*** Opening Source text ***

Then I switched from cable to Hughesnet.  My  PC would try to download the updates as much as 3 times in one day because the download still couldn't install.  I checked in the settings and see nothing there to help. I have tried to change my active hours to 6 a.m. to 2 a.m. but it only allows me to be active for 12 hours.


My technicians don't seem to be able to turn off this feature.  So when I need to use software I have on it that won't work on my Macbook, I turn off wireless connection and set the PC to Airport.  No more repeated downloads and no more using it for anything on the internet.


Something seems wrong with this picture.  I'd switch to total Mac, except I need windows OS to run my embroidery design software.


Real simple.

1. Open Settings and select "Network and Internet"


2. On the next screen, click "Change connection properties"


3. On the next screen, flip the "Set as metered connection" toggle to On.


* Disclaimer: I am a HughesNet customer and not a HughesNet employee. All of my comments are my own and do not necessarily represent HughesNet in any way.

*** Closing Source text ***
*** Opening Record set ***

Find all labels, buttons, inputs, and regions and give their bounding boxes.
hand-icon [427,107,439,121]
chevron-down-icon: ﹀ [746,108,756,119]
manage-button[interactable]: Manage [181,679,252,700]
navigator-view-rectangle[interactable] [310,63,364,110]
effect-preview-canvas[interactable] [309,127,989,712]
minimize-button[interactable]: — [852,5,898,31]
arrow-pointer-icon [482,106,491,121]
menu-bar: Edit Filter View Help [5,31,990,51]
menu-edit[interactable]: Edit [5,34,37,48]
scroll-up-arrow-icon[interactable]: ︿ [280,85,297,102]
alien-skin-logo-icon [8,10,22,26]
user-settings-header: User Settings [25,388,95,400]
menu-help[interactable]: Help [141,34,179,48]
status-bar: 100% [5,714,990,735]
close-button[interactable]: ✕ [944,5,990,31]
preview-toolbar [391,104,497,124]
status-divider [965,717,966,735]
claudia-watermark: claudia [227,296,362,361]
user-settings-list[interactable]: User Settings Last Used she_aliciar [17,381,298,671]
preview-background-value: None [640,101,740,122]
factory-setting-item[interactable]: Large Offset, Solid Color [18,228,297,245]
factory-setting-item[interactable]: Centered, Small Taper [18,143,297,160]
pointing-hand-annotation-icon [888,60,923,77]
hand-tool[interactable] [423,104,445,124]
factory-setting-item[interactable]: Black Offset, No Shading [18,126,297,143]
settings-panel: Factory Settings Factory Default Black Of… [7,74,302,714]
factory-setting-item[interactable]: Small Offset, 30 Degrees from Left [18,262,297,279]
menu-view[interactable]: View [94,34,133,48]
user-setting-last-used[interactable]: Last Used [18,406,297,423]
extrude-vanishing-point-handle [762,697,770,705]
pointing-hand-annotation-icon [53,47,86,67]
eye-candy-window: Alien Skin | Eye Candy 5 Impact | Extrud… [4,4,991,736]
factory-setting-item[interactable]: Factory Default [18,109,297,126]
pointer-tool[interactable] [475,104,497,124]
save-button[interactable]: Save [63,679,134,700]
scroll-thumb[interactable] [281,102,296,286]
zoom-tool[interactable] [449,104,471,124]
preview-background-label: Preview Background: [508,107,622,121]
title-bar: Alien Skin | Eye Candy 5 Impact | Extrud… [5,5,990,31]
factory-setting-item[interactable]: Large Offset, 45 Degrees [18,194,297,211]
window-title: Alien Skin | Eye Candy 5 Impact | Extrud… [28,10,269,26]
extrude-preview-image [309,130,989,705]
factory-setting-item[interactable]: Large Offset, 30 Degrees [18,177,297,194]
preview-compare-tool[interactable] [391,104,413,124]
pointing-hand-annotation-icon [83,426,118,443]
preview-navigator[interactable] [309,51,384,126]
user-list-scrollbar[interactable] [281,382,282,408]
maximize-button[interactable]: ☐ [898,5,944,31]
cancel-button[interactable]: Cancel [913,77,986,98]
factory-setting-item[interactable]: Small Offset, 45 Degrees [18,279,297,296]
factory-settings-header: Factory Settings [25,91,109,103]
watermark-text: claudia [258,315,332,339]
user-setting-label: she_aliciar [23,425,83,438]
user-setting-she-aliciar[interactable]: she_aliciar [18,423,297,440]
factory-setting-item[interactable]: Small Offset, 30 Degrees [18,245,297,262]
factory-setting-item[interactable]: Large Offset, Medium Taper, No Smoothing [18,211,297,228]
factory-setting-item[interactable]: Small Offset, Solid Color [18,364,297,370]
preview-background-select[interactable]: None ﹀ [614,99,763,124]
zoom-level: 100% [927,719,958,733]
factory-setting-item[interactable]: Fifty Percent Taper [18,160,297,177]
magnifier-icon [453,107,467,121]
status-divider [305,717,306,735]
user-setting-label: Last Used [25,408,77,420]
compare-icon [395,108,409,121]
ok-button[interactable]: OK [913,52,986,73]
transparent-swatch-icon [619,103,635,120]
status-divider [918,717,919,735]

*** Closing Record set ***

# Work to complete
Reproduce word for word the part of the HughesNet update post between "Something seems wrong" and "toggle to On.", inclusive.

# Answer section
Something seems wrong with this picture.  I'd switch to total Mac, except I need windows OS to run my embroidery design software.


Real simple.

1. Open Settings and select "Network and Internet"


2. On the next screen, click "Change connection properties"


3. On the next screen, flip the "Set as metered connection" toggle to On.